* Task goal: Copy everything from the line containing "apps-grid-icon[interactable] xyxy=(46,75,64,93)" down to the line containing "contact-tag[interactable]: Marketing xyxy=(799,230,881,253)", switching "row-checkbox" to "row-toggle" and leaving the rest unchanged.

Region and label listings:
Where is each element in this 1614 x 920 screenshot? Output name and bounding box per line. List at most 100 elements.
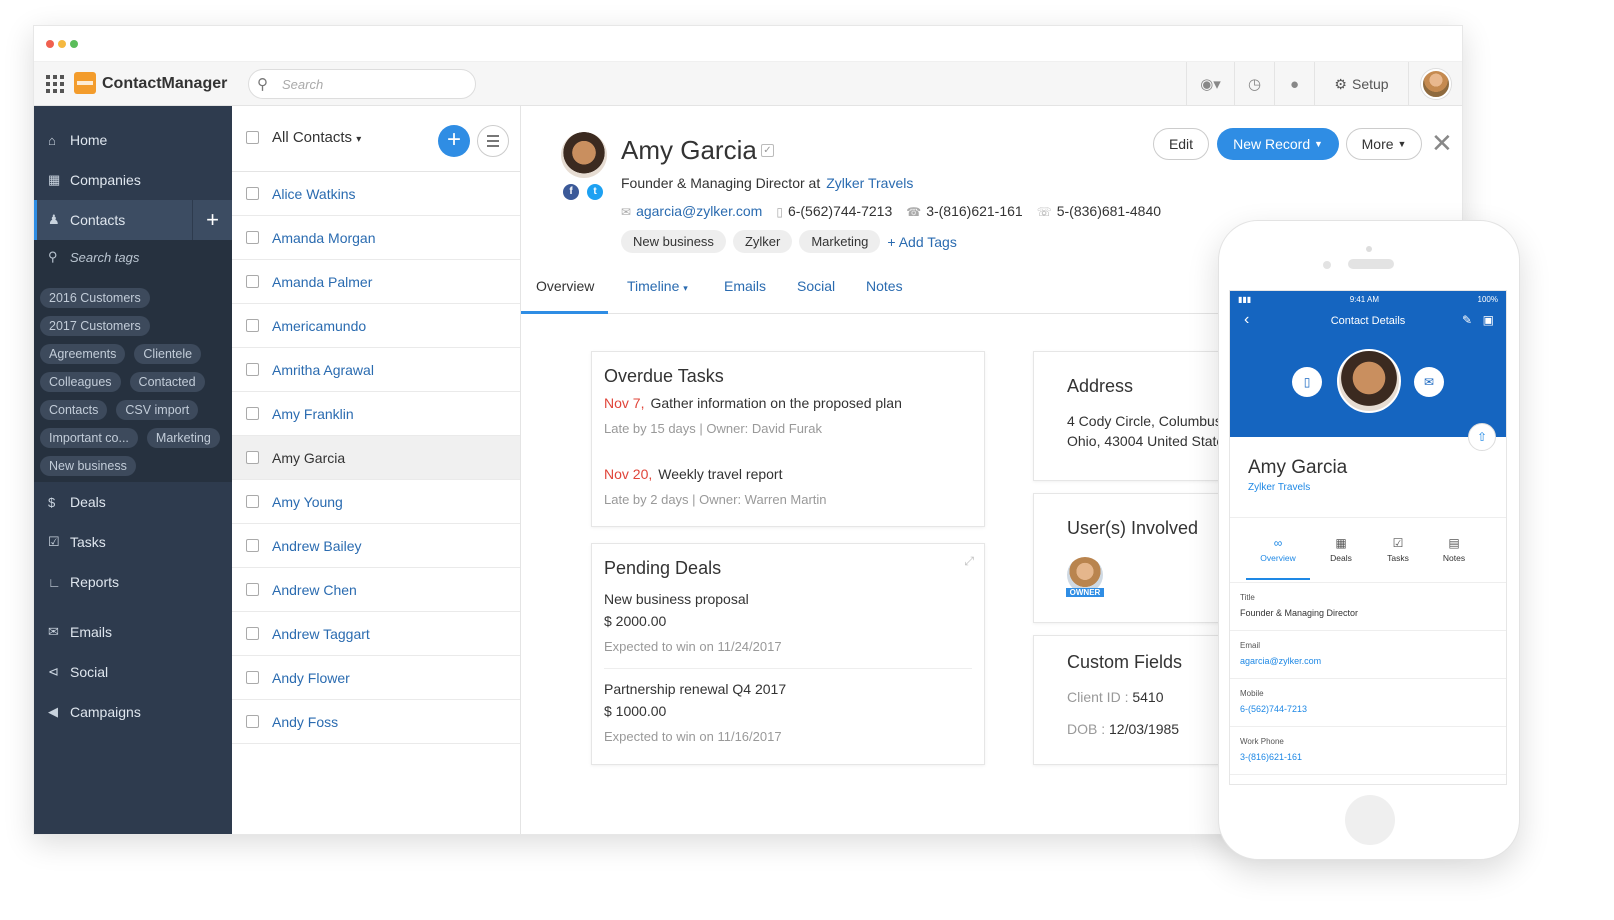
apps-grid-icon[interactable] xyxy=(46,75,64,93)
row-checkbox[interactable] xyxy=(246,363,259,376)
contact-tag[interactable]: New business xyxy=(621,230,726,253)
tag-item[interactable]: New business xyxy=(40,456,136,476)
search-input[interactable]: ⚲ Search xyxy=(248,69,476,99)
contact-name-link[interactable]: Andy Foss xyxy=(272,714,338,730)
row-checkbox[interactable] xyxy=(246,187,259,200)
field-value[interactable]: 3-(816)621-161 xyxy=(1240,752,1506,762)
tag-item[interactable]: Contacted xyxy=(129,372,205,392)
tab-notes[interactable]: Notes xyxy=(866,278,903,294)
row-checkbox[interactable] xyxy=(246,231,259,244)
row-checkbox[interactable] xyxy=(246,407,259,420)
clock-icon[interactable]: ◷ xyxy=(1234,62,1274,106)
add-tags-link[interactable]: + Add Tags xyxy=(887,234,956,250)
phone-tab-deals[interactable]: ▦ Deals xyxy=(1313,536,1369,563)
tag-item[interactable]: CSV import xyxy=(116,400,199,420)
select-all-checkbox[interactable] xyxy=(246,131,259,144)
tab-overview[interactable]: Overview xyxy=(536,278,594,294)
row-checkbox[interactable] xyxy=(246,495,259,508)
contact-tag[interactable]: Marketing xyxy=(799,230,881,253)
tab-social[interactable]: Social xyxy=(797,278,835,294)
contact-name-link[interactable]: Alice Watkins xyxy=(272,186,356,202)
row-checkbox[interactable] xyxy=(246,583,259,596)
setup-button[interactable]: ⚙ Setup xyxy=(1314,62,1408,106)
contact-row[interactable]: Andy Flower xyxy=(232,656,520,700)
contact-name-link[interactable]: Andrew Taggart xyxy=(272,626,370,642)
contact-name-link[interactable]: Amanda Palmer xyxy=(272,274,372,290)
more-button[interactable]: More ▼ xyxy=(1346,128,1422,160)
contact-name-link[interactable]: Amritha Agrawal xyxy=(272,362,374,378)
contact-name-link[interactable]: Andy Flower xyxy=(272,670,350,686)
user-avatar-button[interactable] xyxy=(1408,62,1462,106)
email-link[interactable]: agarcia@zylker.com xyxy=(636,203,762,219)
sidebar-item-reports[interactable]: ∟ Reports xyxy=(34,562,232,602)
tag-item[interactable]: Agreements xyxy=(40,344,126,364)
tab-timeline[interactable]: Timeline ▾ xyxy=(627,278,688,294)
add-contact-button[interactable]: + xyxy=(438,125,470,157)
contact-row[interactable]: Amritha Agrawal xyxy=(232,348,520,392)
contact-name-link[interactable]: Amy Franklin xyxy=(272,406,354,422)
tab-emails[interactable]: Emails xyxy=(724,278,766,294)
contact-row[interactable]: Andrew Bailey xyxy=(232,524,520,568)
sidebar-item-home[interactable]: ⌂ Home xyxy=(34,120,232,160)
add-contact-plus-icon[interactable]: + xyxy=(192,200,232,240)
deal-name[interactable]: New business proposal xyxy=(604,591,972,607)
contact-name-link[interactable]: Amanda Morgan xyxy=(272,230,376,246)
deal-name[interactable]: Partnership renewal Q4 2017 xyxy=(604,681,972,697)
contact-row[interactable]: Amy Young xyxy=(232,480,520,524)
tag-item[interactable]: Clientele xyxy=(134,344,202,364)
notification-icon[interactable]: ● xyxy=(1274,62,1314,106)
row-checkbox[interactable] xyxy=(246,627,259,640)
sidebar-item-campaigns[interactable]: ◀ Campaigns xyxy=(34,692,232,732)
field-value[interactable]: agarcia@zylker.com xyxy=(1240,656,1506,666)
contact-tag[interactable]: Zylker xyxy=(732,230,793,253)
share-icon[interactable]: ⇧ xyxy=(1468,423,1496,451)
contact-row[interactable]: Americamundo xyxy=(232,304,520,348)
new-record-button[interactable]: New Record ▼ xyxy=(1217,128,1339,160)
edit-icon[interactable]: ✎ xyxy=(1462,313,1472,327)
sidebar-item-companies[interactable]: ▦ Companies xyxy=(34,160,232,200)
contact-name-link[interactable]: Andrew Bailey xyxy=(272,538,362,554)
contact-name-link[interactable]: Amy Young xyxy=(272,494,343,510)
sidebar-item-emails[interactable]: ✉ Emails xyxy=(34,612,232,652)
contact-row-selected[interactable]: Amy Garcia xyxy=(232,436,520,480)
phone-company-link[interactable]: Zylker Travels xyxy=(1248,482,1506,493)
row-checkbox[interactable] xyxy=(246,715,259,728)
row-checkbox[interactable] xyxy=(246,275,259,288)
phone-tab-tasks[interactable]: ☑ Tasks xyxy=(1370,536,1426,563)
contact-row[interactable]: Alice Watkins xyxy=(232,172,520,216)
task-item[interactable]: Nov 20, Weekly travel report xyxy=(604,466,972,482)
contact-name-link[interactable]: Americamundo xyxy=(272,318,366,334)
globe-icon[interactable]: ◉▾ xyxy=(1186,62,1234,106)
contact-row[interactable]: Amy Franklin xyxy=(232,392,520,436)
sidebar-item-social[interactable]: ⊲ Social xyxy=(34,652,232,692)
search-tags-input[interactable]: ⚲ Search tags xyxy=(34,240,232,274)
sidebar-item-contacts[interactable]: ♟ Contacts + xyxy=(34,200,232,240)
tag-item[interactable]: Contacts xyxy=(40,400,108,420)
tag-item[interactable]: 2017 Customers xyxy=(40,316,150,336)
owner-avatar[interactable]: OWNER xyxy=(1066,557,1104,597)
row-checkbox[interactable] xyxy=(246,451,259,464)
verified-checkbox-icon[interactable]: ✓ xyxy=(761,144,774,157)
phone-tab-notes[interactable]: ▤ Notes xyxy=(1426,536,1482,563)
task-item[interactable]: Nov 7, Gather information on the proposed… xyxy=(604,395,972,411)
field-value[interactable]: 6-(562)744-7213 xyxy=(1240,704,1506,714)
phone-home-button[interactable] xyxy=(1345,795,1395,845)
mail-icon[interactable]: ✉ xyxy=(1414,367,1444,397)
close-icon[interactable]: ✕ xyxy=(1431,128,1453,159)
phone-tab-overview[interactable]: ∞ Overview xyxy=(1250,536,1306,563)
row-checkbox[interactable] xyxy=(246,539,259,552)
facebook-icon[interactable]: f xyxy=(563,184,579,200)
tag-item[interactable]: 2016 Customers xyxy=(40,288,150,308)
edit-button[interactable]: Edit xyxy=(1153,128,1209,160)
call-icon[interactable]: ▯ xyxy=(1292,367,1322,397)
twitter-icon[interactable]: t xyxy=(587,184,603,200)
contact-row[interactable]: Andy Foss xyxy=(232,700,520,744)
contact-row[interactable]: Amanda Morgan xyxy=(232,216,520,260)
contact-row[interactable]: Andrew Chen xyxy=(232,568,520,612)
contact-name-link[interactable]: Amy Garcia xyxy=(272,450,345,466)
expand-icon[interactable]: ⤢ xyxy=(964,554,974,569)
contact-row[interactable]: Andrew Taggart xyxy=(232,612,520,656)
tag-item[interactable]: Important co... xyxy=(40,428,138,448)
contact-filter-dropdown[interactable]: All Contacts ▾ xyxy=(272,129,361,146)
close-window-dot[interactable] xyxy=(46,40,54,48)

* Exercise answer:
apps-grid-icon[interactable] xyxy=(46,75,64,93)
row-toggle[interactable] xyxy=(246,363,259,376)
contact-tag[interactable]: New business xyxy=(621,230,726,253)
tag-item[interactable]: New business xyxy=(40,456,136,476)
search-input[interactable]: ⚲ Search xyxy=(248,69,476,99)
contact-name-link[interactable]: Andy Foss xyxy=(272,714,338,730)
row-toggle[interactable] xyxy=(246,187,259,200)
field-value[interactable]: 3-(816)621-161 xyxy=(1240,752,1506,762)
tag-item[interactable]: Contacted xyxy=(129,372,205,392)
tab-notes[interactable]: Notes xyxy=(866,278,903,294)
row-toggle[interactable] xyxy=(246,231,259,244)
row-toggle[interactable] xyxy=(246,407,259,420)
clock-icon[interactable]: ◷ xyxy=(1234,62,1274,106)
add-tags-link[interactable]: + Add Tags xyxy=(887,234,956,250)
phone-tab-deals[interactable]: ▦ Deals xyxy=(1313,536,1369,563)
tag-item[interactable]: CSV import xyxy=(116,400,199,420)
select-all-checkbox[interactable] xyxy=(246,131,259,144)
tab-overview[interactable]: Overview xyxy=(536,278,594,294)
row-toggle[interactable] xyxy=(246,495,259,508)
contact-tag[interactable]: Marketing xyxy=(799,230,881,253)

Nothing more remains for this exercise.